### Data shown
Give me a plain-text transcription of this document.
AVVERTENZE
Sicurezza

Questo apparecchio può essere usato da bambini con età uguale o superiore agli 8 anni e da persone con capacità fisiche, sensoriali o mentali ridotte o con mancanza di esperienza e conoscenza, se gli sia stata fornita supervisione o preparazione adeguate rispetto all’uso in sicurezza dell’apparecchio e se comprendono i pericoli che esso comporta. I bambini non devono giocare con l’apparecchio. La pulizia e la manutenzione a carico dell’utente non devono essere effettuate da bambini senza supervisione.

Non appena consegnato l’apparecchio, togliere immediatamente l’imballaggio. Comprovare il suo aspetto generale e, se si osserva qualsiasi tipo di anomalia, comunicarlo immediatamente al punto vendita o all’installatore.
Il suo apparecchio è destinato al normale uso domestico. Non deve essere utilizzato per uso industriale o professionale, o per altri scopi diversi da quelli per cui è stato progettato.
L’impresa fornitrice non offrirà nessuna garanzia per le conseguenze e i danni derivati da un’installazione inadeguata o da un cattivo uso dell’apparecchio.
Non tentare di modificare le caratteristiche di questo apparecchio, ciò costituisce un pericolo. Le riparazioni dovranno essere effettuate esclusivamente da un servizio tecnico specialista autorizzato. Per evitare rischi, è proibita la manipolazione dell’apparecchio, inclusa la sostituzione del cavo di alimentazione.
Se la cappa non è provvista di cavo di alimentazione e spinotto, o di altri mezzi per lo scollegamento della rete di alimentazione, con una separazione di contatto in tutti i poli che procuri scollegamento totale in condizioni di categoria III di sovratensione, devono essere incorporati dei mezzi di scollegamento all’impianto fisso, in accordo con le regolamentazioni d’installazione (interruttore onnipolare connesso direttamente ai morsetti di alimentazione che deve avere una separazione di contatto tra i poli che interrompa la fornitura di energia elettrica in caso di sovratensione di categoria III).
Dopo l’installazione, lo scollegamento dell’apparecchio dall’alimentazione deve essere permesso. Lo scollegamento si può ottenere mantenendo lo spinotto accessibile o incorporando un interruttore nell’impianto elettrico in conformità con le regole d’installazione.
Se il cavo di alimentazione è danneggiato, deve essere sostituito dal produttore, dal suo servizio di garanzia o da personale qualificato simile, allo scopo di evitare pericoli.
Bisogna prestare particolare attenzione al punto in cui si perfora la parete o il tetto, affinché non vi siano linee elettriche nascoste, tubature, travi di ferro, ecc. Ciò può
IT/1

### Set task
Check every line of the data above for the string "installazione", and copy those that have it.

### Answer to this task
L’impresa fornitrice non offrirà nessuna garanzia per le conseguenze e i danni derivati da un’installazione inadeguata o da un cattivo uso dell’apparecchio.
Se la cappa non è provvista di cavo di alimentazione e spinotto, o di altri mezzi per lo scollegamento della rete di alimentazione, con una separazione di contatto in tutti i poli che procuri scollegamento totale in condizioni di categoria III di sovratensione, devono essere incorporati dei mezzi di scollegamento all’impianto fisso, in accordo con le regolamentazioni d’installazione (interruttore onnipolare connesso direttamente ai morsetti di alimentazione che deve avere una separazione di contatto tra i poli che interrompa la fornitura di energia elettrica in caso di sovratensione di categoria III).
Dopo l’installazione, lo scollegamento dell’apparecchio dall’alimentazione deve essere permesso. Lo scollegamento si può ottenere mantenendo lo spinotto accessibile o incorporando un interruttore nell’impianto elettrico in conformità con le regole d’installazione.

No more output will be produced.